[What is required]
Transcribe the material in full, exactly as written.

[Data for this task]
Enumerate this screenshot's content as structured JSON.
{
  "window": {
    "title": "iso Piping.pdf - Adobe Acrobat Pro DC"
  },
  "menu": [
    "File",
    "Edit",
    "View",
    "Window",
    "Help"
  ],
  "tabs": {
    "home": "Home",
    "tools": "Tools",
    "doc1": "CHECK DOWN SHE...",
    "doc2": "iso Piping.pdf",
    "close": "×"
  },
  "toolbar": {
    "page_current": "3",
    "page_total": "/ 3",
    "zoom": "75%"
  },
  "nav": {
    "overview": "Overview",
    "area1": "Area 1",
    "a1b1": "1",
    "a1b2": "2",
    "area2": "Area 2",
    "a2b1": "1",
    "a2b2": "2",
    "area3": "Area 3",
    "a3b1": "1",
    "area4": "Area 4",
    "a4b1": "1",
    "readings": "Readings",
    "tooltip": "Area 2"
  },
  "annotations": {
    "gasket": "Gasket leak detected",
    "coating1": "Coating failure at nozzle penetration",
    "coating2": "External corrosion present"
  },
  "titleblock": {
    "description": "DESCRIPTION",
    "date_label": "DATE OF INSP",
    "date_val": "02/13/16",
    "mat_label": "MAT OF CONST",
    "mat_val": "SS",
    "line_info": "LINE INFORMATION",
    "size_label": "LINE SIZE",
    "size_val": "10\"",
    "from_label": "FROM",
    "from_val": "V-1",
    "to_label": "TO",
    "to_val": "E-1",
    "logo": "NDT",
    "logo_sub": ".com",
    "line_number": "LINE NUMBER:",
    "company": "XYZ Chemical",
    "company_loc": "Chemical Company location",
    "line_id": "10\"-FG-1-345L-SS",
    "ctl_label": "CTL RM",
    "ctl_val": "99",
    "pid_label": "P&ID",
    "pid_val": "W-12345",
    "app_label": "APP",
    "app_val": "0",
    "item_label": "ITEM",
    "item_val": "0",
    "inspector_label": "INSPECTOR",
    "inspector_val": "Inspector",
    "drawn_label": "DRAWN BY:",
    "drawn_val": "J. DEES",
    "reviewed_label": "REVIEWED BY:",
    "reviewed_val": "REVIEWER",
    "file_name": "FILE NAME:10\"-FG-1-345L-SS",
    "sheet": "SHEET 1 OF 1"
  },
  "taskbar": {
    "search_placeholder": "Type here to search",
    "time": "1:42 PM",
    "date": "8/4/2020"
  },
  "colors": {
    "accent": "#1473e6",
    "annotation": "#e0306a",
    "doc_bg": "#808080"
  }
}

[Reply to the exercise]
Enumerate this screenshot's content as structured JSON.
{
  "window": {
    "title": "iso Piping.pdf - Adobe Acrobat Pro DC"
  },
  "menu": [
    "File",
    "Edit",
    "View",
    "Window",
    "Help"
  ],
  "tabs": {
    "home": "Home",
    "tools": "Tools",
    "doc1": "CHECK DOWN SHE...",
    "doc2": "iso Piping.pdf",
    "close": "×"
  },
  "toolbar": {
    "page_current": "3",
    "page_total": "/ 3",
    "zoom": "75%"
  },
  "nav": {
    "overview": "Overview",
    "area1": "Area 1",
    "a1b1": "1",
    "a1b2": "2",
    "area2": "Area 2",
    "a2b1": "1",
    "a2b2": "2",
    "area3": "Area 3",
    "a3b1": "1",
    "area4": "Area 4",
    "a4b1": "1",
    "readings": "Readings",
    "tooltip": "Area 2"
  },
  "annotations": {
    "gasket": "Gasket leak detected",
    "coating1": "Coating failure at nozzle penetration",
    "coating2": "External corrosion present"
  },
  "titleblock": {
    "description": "DESCRIPTION",
    "date_label": "DATE OF INSP",
    "date_val": "02/13/16",
    "mat_label": "MAT OF CONST",
    "mat_val": "SS",
    "line_info": "LINE INFORMATION",
    "size_label": "LINE SIZE",
    "size_val": "10\"",
    "from_label": "FROM",
    "from_val": "V-1",
    "to_label": "TO",
    "to_val": "E-1",
    "logo": "NDT",
    "logo_sub": ".com",
    "line_number": "LINE NUMBER:",
    "company": "XYZ Chemical",
    "company_loc": "Chemical Company location",
    "line_id": "10\"-FG-1-345L-SS",
    "ctl_label": "CTL RM",
    "ctl_val": "99",
    "pid_label": "P&ID",
    "pid_val": "W-12345",
    "app_label": "APP",
    "app_val": "0",
    "item_label": "ITEM",
    "item_val": "0",
    "inspector_label": "INSPECTOR",
    "inspector_val": "Inspector",
    "drawn_label": "DRAWN BY:",
    "drawn_val": "J. DEES",
    "reviewed_label": "REVIEWED BY:",
    "reviewed_val": "REVIEWER",
    "file_name": "FILE NAME:10\"-FG-1-345L-SS",
    "sheet": "SHEET 1 OF 1"
  },
  "taskbar": {
    "search_placeholder": "Type here to search",
    "time": "1:42 PM",
    "date": "8/4/2020"
  },
  "colors": {
    "accent": "#1473e6",
    "annotation": "#e0306a",
    "doc_bg": "#808080"
  }
}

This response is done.